» Exercise
Find the string "category" in the records. Copy every line it appears in.
* * * *
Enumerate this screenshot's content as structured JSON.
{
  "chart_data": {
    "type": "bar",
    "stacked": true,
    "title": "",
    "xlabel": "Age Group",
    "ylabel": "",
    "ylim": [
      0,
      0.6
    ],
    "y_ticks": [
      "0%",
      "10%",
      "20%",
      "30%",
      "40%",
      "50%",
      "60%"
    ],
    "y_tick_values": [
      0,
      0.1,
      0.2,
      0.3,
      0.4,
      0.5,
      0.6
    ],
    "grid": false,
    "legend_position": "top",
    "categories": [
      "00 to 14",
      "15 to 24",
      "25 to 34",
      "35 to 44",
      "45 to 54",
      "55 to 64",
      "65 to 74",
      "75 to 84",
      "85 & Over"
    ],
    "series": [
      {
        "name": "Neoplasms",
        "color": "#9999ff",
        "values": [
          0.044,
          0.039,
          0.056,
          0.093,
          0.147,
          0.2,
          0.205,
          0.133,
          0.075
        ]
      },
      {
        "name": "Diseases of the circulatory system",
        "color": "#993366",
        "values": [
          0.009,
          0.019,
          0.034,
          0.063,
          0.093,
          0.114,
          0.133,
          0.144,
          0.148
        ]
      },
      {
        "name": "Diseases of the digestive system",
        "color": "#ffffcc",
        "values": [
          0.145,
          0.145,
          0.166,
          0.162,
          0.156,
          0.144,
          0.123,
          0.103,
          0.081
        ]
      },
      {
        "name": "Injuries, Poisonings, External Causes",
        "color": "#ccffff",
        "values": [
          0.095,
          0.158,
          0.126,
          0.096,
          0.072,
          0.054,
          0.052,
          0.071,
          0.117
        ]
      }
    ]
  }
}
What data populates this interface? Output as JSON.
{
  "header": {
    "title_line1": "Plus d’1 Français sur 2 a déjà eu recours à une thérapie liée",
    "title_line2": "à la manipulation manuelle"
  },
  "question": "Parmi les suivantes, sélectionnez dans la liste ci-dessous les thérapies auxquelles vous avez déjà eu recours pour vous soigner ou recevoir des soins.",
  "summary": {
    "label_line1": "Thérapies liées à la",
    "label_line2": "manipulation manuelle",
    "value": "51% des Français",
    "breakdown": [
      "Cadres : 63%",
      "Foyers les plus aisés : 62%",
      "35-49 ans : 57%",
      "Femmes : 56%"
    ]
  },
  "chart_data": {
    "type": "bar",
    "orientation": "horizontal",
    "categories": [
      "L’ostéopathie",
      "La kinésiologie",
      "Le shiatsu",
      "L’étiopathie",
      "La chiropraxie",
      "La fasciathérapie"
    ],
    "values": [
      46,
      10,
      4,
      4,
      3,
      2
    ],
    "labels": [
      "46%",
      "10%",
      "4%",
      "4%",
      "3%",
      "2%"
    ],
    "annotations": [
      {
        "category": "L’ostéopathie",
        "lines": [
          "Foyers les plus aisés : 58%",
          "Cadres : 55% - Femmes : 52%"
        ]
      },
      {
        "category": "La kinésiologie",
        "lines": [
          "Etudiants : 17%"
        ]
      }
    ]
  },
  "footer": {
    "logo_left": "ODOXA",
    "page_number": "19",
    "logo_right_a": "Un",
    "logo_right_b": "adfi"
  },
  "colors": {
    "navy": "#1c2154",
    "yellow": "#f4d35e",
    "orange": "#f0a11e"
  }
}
* * * *
» Solution to the exercise
        "category": "L’ostéopathie",
        "category": "La kinésiologie",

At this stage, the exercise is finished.